▶ **PROBLEM STATEMENT**
Write out all lines holding the word "Hazel".

Extracted records:
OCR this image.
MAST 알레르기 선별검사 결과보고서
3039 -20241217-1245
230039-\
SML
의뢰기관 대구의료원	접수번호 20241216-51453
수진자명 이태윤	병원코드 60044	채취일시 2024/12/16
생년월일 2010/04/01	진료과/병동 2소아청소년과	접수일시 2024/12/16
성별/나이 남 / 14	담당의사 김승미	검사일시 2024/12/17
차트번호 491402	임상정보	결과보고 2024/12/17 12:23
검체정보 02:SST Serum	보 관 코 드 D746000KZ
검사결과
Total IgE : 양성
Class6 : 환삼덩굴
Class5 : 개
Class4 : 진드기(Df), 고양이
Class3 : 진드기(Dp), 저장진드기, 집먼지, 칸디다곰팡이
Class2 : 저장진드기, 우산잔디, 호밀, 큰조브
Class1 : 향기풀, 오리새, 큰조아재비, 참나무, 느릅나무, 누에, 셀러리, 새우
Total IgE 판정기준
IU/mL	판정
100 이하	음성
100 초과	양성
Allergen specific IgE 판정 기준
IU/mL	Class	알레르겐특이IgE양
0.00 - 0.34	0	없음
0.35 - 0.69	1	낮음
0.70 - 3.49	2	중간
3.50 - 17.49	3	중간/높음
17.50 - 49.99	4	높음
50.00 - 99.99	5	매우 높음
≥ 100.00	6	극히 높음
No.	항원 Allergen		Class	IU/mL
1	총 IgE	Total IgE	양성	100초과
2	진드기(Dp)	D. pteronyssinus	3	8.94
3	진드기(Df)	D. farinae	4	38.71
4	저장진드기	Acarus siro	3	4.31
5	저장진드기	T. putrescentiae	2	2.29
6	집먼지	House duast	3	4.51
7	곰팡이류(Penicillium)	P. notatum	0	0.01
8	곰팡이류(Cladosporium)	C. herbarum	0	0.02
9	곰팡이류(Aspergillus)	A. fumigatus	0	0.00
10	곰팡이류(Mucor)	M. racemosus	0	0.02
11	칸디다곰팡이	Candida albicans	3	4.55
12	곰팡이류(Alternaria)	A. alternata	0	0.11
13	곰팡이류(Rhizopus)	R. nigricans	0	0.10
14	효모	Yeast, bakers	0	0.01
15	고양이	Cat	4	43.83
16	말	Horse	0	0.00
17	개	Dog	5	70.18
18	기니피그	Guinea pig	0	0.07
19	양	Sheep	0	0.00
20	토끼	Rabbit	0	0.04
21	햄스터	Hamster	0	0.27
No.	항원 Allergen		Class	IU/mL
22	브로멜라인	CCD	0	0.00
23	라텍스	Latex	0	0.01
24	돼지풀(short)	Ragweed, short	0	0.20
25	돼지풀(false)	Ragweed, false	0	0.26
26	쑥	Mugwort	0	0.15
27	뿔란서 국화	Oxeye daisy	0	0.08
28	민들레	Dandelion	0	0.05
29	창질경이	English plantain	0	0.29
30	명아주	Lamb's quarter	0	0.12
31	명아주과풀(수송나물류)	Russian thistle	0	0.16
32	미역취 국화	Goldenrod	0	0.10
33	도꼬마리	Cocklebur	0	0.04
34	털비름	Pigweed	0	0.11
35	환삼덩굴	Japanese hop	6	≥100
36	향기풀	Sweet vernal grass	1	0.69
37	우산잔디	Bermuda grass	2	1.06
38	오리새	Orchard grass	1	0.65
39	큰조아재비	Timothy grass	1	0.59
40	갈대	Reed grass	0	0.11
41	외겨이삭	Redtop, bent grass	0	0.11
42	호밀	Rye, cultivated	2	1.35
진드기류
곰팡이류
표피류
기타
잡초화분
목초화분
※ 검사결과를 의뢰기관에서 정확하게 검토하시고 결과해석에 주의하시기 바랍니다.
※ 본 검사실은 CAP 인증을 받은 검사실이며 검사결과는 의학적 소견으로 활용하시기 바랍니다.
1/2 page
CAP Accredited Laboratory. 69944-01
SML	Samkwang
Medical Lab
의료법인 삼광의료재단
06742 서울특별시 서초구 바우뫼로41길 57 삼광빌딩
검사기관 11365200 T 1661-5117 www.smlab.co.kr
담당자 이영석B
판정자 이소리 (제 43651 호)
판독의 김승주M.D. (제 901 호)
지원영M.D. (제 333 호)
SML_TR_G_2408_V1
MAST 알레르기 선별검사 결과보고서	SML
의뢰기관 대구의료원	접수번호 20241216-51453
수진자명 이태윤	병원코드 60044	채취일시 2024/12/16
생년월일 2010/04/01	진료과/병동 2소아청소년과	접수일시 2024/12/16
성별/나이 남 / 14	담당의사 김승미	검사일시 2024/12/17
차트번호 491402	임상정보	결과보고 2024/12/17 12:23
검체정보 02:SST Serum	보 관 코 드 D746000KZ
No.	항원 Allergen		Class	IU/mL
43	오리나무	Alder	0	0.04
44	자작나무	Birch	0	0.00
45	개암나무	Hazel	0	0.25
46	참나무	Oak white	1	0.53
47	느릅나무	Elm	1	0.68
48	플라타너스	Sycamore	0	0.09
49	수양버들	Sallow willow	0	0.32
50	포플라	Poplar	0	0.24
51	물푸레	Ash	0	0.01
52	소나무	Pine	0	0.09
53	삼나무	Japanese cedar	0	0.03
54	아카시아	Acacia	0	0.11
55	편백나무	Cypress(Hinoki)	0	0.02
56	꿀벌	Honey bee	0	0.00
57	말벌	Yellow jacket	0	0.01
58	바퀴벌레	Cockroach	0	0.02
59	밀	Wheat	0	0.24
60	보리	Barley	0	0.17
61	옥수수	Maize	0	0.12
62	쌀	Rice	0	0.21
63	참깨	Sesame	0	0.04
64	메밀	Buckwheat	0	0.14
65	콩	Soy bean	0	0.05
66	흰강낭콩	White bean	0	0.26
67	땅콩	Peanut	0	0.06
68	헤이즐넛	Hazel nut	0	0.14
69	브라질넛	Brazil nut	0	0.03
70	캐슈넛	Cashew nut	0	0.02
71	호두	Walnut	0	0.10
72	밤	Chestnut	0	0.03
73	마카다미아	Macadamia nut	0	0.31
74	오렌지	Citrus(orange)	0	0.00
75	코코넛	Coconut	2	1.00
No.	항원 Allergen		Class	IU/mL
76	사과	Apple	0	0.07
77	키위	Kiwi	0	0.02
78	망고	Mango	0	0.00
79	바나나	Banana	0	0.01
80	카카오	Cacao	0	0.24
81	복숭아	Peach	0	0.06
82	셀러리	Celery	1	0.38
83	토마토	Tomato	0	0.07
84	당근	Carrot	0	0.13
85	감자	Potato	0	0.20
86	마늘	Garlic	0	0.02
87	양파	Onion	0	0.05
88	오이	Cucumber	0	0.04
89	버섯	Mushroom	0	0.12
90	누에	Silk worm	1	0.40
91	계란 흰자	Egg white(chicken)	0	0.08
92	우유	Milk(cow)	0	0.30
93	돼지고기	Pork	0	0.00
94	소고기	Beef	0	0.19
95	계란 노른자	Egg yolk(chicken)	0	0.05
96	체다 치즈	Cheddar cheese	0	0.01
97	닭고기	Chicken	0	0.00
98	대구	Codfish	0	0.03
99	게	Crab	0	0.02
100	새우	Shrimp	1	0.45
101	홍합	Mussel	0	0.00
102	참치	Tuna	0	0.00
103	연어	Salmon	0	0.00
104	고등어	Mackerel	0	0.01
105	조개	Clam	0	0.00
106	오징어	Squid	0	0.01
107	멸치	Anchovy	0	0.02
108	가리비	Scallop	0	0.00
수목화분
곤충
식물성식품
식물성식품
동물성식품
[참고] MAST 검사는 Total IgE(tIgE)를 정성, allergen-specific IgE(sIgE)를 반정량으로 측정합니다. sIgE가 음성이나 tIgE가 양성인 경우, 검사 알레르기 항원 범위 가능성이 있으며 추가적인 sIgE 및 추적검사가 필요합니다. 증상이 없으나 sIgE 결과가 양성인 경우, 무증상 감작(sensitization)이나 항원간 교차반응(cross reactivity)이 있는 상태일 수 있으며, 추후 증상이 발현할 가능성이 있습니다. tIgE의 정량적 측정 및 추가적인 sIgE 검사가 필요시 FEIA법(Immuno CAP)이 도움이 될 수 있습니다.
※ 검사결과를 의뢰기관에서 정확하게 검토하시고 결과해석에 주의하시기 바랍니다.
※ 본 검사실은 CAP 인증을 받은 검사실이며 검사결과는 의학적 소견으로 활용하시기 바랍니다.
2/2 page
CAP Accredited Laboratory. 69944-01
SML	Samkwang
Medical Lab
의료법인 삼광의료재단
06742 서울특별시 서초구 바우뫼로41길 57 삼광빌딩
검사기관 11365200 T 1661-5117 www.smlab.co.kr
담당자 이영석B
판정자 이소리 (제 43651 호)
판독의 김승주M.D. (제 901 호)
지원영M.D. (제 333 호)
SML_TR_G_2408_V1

▶ **WRITTEN ANSWER**
45	개암나무	Hazel	0	0.25
68	헤이즐넛	Hazel nut	0	0.14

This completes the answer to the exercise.